Exercise brief: Filter the records below and copy every line containing the word "title".

Supplied material:
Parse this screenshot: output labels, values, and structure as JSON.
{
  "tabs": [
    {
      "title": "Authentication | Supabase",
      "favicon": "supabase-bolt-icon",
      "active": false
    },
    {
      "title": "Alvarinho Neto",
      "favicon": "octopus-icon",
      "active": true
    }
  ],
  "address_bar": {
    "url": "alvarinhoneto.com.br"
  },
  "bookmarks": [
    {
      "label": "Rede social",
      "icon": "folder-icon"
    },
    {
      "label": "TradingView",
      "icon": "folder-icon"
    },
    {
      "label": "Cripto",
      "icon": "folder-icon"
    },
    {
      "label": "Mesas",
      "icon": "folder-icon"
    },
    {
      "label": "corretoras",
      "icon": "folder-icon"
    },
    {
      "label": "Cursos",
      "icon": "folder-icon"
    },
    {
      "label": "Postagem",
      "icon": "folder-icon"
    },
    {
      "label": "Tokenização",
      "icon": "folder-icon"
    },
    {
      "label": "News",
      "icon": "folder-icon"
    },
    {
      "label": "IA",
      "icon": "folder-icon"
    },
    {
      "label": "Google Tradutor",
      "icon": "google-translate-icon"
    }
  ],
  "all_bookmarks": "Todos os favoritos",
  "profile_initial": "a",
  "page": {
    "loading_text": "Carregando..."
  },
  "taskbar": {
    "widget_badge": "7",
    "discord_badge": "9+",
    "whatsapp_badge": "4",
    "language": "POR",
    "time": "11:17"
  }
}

Answer in full:
      "title": "Authentication | Supabase",
      "title": "Alvarinho Neto",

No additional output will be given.